» **Instructions to follow**: Scan the records below for lines with the word "France", then state how many you find and nothing else.

** START OF Records supplied **

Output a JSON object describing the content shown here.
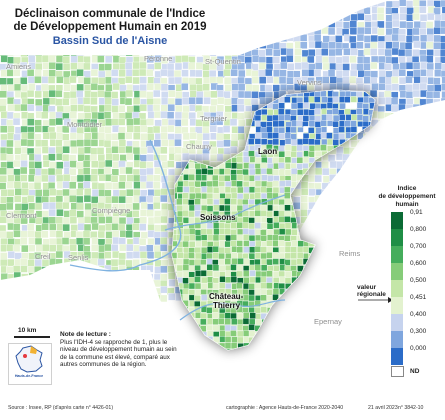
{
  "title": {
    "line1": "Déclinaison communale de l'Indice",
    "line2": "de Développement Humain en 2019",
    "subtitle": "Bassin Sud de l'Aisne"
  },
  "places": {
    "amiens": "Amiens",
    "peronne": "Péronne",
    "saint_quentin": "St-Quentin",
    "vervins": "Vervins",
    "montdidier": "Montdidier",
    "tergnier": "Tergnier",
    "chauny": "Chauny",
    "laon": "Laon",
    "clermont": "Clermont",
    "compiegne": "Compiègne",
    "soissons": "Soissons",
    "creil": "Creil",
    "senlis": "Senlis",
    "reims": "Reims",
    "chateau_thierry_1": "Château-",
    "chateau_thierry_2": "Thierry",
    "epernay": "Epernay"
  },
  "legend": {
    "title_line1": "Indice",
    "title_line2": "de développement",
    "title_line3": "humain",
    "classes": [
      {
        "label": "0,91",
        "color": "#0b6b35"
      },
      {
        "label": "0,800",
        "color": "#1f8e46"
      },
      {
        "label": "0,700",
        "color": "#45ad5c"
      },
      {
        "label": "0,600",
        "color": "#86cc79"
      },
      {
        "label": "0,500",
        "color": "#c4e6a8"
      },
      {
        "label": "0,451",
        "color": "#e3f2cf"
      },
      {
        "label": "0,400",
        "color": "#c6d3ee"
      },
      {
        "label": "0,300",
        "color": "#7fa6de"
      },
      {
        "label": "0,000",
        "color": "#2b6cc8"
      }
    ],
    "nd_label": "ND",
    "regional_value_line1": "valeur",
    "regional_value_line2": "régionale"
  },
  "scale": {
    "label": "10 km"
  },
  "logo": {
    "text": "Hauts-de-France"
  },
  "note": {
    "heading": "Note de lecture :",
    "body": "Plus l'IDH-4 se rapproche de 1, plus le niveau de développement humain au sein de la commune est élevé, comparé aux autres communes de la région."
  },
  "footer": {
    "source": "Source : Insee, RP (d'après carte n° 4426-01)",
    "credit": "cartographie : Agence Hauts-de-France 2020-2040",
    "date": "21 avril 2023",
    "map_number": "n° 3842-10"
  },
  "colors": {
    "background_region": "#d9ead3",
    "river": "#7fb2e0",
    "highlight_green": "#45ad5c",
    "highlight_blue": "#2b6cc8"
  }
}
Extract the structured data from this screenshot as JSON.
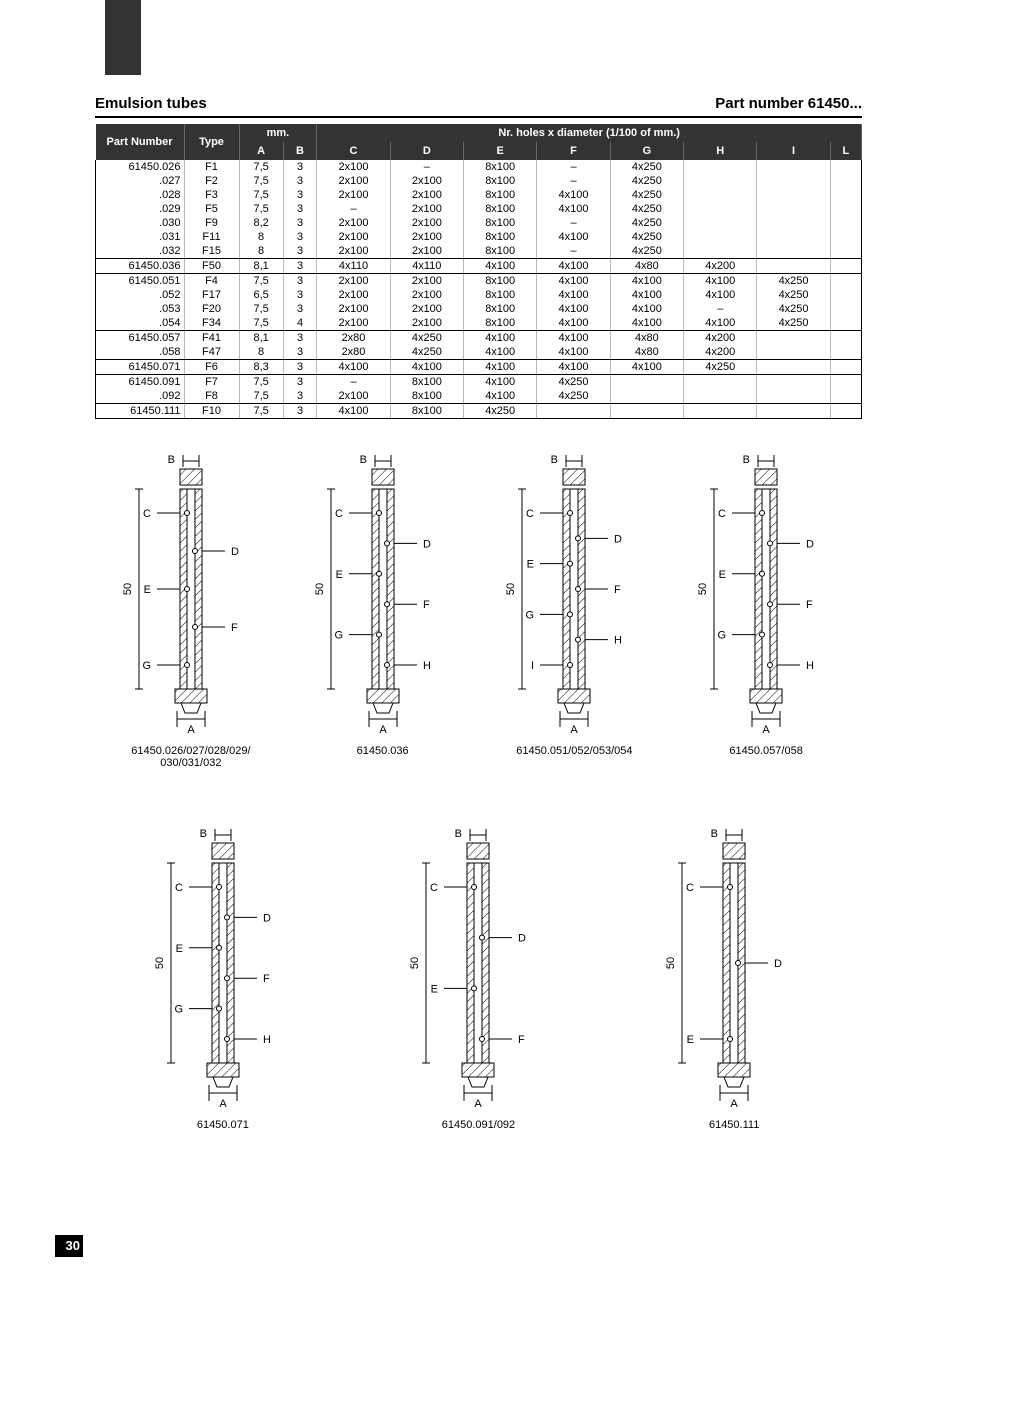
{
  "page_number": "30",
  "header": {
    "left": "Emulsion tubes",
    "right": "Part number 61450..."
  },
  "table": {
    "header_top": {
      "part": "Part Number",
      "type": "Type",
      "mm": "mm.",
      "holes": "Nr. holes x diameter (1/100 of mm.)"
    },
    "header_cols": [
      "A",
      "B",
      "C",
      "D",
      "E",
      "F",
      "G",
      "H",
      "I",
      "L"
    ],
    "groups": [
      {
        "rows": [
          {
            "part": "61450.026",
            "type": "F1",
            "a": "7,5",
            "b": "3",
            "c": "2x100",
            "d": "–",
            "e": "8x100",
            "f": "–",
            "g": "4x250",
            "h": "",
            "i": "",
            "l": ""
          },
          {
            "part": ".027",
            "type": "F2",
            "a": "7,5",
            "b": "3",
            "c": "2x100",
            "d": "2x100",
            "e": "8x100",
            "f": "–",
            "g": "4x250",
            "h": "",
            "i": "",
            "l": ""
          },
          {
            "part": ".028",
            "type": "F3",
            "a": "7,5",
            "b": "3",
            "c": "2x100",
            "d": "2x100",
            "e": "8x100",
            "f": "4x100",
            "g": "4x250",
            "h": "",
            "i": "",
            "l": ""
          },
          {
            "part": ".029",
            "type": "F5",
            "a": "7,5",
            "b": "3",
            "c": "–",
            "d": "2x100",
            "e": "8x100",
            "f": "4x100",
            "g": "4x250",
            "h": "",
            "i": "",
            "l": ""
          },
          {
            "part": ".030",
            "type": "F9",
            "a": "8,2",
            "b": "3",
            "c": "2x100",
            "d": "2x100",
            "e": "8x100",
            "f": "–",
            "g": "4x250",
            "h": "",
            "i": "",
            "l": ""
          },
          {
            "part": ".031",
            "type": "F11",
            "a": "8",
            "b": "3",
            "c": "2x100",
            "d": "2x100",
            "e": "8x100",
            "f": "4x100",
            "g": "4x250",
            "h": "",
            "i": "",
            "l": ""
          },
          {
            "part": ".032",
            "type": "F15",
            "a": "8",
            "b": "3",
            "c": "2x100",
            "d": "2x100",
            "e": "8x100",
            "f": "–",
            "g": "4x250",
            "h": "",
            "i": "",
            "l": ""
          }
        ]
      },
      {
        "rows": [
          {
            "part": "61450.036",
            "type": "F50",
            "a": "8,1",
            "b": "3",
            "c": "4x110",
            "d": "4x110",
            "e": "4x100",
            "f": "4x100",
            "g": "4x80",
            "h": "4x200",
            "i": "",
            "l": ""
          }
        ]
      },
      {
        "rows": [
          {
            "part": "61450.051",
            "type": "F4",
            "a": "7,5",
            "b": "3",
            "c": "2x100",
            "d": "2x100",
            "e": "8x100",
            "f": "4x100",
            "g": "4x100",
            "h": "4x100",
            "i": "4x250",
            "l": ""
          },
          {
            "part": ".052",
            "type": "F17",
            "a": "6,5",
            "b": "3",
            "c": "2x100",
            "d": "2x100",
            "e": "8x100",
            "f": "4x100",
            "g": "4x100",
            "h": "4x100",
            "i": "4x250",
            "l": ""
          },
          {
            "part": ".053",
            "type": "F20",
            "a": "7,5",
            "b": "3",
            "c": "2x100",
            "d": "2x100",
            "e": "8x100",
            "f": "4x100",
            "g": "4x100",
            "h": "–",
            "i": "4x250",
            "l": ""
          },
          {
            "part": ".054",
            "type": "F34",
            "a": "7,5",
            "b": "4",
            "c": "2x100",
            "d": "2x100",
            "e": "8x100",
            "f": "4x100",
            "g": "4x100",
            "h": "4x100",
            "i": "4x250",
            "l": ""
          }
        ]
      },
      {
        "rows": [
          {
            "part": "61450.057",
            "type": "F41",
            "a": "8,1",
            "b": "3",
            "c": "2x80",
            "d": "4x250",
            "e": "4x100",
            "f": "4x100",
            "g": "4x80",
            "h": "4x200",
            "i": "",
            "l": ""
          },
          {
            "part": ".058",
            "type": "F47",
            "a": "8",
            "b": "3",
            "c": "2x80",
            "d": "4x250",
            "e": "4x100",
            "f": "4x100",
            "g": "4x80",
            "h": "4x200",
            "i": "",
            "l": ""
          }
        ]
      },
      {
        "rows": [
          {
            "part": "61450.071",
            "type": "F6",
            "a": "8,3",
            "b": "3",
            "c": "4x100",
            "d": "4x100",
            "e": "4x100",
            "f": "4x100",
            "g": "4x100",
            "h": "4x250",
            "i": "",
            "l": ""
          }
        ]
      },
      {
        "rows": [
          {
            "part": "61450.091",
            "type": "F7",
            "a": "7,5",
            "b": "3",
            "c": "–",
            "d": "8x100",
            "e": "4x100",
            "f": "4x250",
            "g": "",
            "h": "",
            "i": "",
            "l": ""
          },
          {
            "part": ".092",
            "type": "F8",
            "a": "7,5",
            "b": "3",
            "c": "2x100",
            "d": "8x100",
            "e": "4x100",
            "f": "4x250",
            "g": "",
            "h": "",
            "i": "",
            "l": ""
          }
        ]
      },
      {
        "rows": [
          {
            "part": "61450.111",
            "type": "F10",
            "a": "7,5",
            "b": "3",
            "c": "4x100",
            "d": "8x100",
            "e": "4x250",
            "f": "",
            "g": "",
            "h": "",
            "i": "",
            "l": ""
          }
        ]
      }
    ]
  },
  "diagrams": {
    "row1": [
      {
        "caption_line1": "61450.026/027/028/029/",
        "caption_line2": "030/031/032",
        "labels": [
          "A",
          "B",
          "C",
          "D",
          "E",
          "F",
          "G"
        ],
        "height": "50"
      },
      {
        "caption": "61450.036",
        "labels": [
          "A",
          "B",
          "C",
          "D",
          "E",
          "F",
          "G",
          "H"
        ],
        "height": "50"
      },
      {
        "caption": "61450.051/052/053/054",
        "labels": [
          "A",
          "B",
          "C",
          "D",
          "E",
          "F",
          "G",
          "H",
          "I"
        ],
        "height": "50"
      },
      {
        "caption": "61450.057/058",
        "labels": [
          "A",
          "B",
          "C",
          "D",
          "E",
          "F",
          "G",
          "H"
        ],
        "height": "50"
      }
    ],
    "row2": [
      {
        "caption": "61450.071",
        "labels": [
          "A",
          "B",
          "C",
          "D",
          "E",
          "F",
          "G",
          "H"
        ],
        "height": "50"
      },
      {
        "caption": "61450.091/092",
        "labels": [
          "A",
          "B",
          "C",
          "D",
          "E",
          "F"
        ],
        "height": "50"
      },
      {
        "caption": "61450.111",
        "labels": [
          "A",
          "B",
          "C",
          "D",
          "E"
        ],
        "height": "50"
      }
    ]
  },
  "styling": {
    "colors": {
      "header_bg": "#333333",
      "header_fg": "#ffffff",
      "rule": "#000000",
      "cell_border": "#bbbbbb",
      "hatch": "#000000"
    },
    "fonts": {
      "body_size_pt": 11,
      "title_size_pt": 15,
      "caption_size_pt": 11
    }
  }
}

** END OF Records supplied **

» **Exercise answer**: 2